*Collected data entries*:
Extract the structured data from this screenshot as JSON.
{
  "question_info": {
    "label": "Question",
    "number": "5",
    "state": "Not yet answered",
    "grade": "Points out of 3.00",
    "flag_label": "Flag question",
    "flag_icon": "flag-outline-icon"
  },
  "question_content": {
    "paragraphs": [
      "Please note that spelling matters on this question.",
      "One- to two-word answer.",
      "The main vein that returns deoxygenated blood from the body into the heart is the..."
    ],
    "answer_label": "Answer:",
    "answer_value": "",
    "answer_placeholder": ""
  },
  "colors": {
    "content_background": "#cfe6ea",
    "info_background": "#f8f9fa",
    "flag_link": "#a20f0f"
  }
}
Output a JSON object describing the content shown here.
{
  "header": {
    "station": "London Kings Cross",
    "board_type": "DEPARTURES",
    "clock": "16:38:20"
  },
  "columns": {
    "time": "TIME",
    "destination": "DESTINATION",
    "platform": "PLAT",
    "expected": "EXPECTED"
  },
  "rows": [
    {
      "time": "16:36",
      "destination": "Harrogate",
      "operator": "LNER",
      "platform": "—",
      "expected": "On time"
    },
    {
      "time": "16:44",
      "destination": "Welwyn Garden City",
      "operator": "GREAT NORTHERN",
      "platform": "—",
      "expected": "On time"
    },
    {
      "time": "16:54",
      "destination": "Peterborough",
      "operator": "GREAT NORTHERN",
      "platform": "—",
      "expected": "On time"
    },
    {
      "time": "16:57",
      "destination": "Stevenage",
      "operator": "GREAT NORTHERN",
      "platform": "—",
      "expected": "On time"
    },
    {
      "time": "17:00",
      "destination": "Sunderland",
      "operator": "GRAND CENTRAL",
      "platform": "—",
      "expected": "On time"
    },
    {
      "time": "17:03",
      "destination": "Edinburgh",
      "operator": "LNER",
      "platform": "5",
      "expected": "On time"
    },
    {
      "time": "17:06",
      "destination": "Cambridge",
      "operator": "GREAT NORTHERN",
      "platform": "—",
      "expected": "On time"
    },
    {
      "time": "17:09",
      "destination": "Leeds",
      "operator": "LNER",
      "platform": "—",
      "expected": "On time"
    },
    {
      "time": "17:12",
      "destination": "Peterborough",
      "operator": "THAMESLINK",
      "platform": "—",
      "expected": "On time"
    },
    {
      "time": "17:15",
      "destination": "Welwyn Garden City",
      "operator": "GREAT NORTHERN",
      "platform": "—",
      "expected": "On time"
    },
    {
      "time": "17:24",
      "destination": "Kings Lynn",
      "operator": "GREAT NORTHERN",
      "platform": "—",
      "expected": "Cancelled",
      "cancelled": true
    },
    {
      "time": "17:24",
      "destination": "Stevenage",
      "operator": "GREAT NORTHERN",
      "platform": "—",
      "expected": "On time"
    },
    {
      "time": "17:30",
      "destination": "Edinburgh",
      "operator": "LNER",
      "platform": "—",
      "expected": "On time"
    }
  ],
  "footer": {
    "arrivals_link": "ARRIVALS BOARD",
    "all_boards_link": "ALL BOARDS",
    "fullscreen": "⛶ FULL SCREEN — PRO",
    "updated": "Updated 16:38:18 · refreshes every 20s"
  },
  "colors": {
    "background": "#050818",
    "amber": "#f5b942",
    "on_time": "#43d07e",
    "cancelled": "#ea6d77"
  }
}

*What the task asks*:
All of the entries above must be quoted exactly.

*Answer to the problem*:
Extract the structured data from this screenshot as JSON.
{
  "question_info": {
    "label": "Question",
    "number": "5",
    "state": "Not yet answered",
    "grade": "Points out of 3.00",
    "flag_label": "Flag question",
    "flag_icon": "flag-outline-icon"
  },
  "question_content": {
    "paragraphs": [
      "Please note that spelling matters on this question.",
      "One- to two-word answer.",
      "The main vein that returns deoxygenated blood from the body into the heart is the..."
    ],
    "answer_label": "Answer:",
    "answer_value": "",
    "answer_placeholder": ""
  },
  "colors": {
    "content_background": "#cfe6ea",
    "info_background": "#f8f9fa",
    "flag_link": "#a20f0f"
  }
}
Output a JSON object describing the content shown here.
{
  "header": {
    "station": "London Kings Cross",
    "board_type": "DEPARTURES",
    "clock": "16:38:20"
  },
  "columns": {
    "time": "TIME",
    "destination": "DESTINATION",
    "platform": "PLAT",
    "expected": "EXPECTED"
  },
  "rows": [
    {
      "time": "16:36",
      "destination": "Harrogate",
      "operator": "LNER",
      "platform": "—",
      "expected": "On time"
    },
    {
      "time": "16:44",
      "destination": "Welwyn Garden City",
      "operator": "GREAT NORTHERN",
      "platform": "—",
      "expected": "On time"
    },
    {
      "time": "16:54",
      "destination": "Peterborough",
      "operator": "GREAT NORTHERN",
      "platform": "—",
      "expected": "On time"
    },
    {
      "time": "16:57",
      "destination": "Stevenage",
      "operator": "GREAT NORTHERN",
      "platform": "—",
      "expected": "On time"
    },
    {
      "time": "17:00",
      "destination": "Sunderland",
      "operator": "GRAND CENTRAL",
      "platform": "—",
      "expected": "On time"
    },
    {
      "time": "17:03",
      "destination": "Edinburgh",
      "operator": "LNER",
      "platform": "5",
      "expected": "On time"
    },
    {
      "time": "17:06",
      "destination": "Cambridge",
      "operator": "GREAT NORTHERN",
      "platform": "—",
      "expected": "On time"
    },
    {
      "time": "17:09",
      "destination": "Leeds",
      "operator": "LNER",
      "platform": "—",
      "expected": "On time"
    },
    {
      "time": "17:12",
      "destination": "Peterborough",
      "operator": "THAMESLINK",
      "platform": "—",
      "expected": "On time"
    },
    {
      "time": "17:15",
      "destination": "Welwyn Garden City",
      "operator": "GREAT NORTHERN",
      "platform": "—",
      "expected": "On time"
    },
    {
      "time": "17:24",
      "destination": "Kings Lynn",
      "operator": "GREAT NORTHERN",
      "platform": "—",
      "expected": "Cancelled",
      "cancelled": true
    },
    {
      "time": "17:24",
      "destination": "Stevenage",
      "operator": "GREAT NORTHERN",
      "platform": "—",
      "expected": "On time"
    },
    {
      "time": "17:30",
      "destination": "Edinburgh",
      "operator": "LNER",
      "platform": "—",
      "expected": "On time"
    }
  ],
  "footer": {
    "arrivals_link": "ARRIVALS BOARD",
    "all_boards_link": "ALL BOARDS",
    "fullscreen": "⛶ FULL SCREEN — PRO",
    "updated": "Updated 16:38:18 · refreshes every 20s"
  },
  "colors": {
    "background": "#050818",
    "amber": "#f5b942",
    "on_time": "#43d07e",
    "cancelled": "#ea6d77"
  }
}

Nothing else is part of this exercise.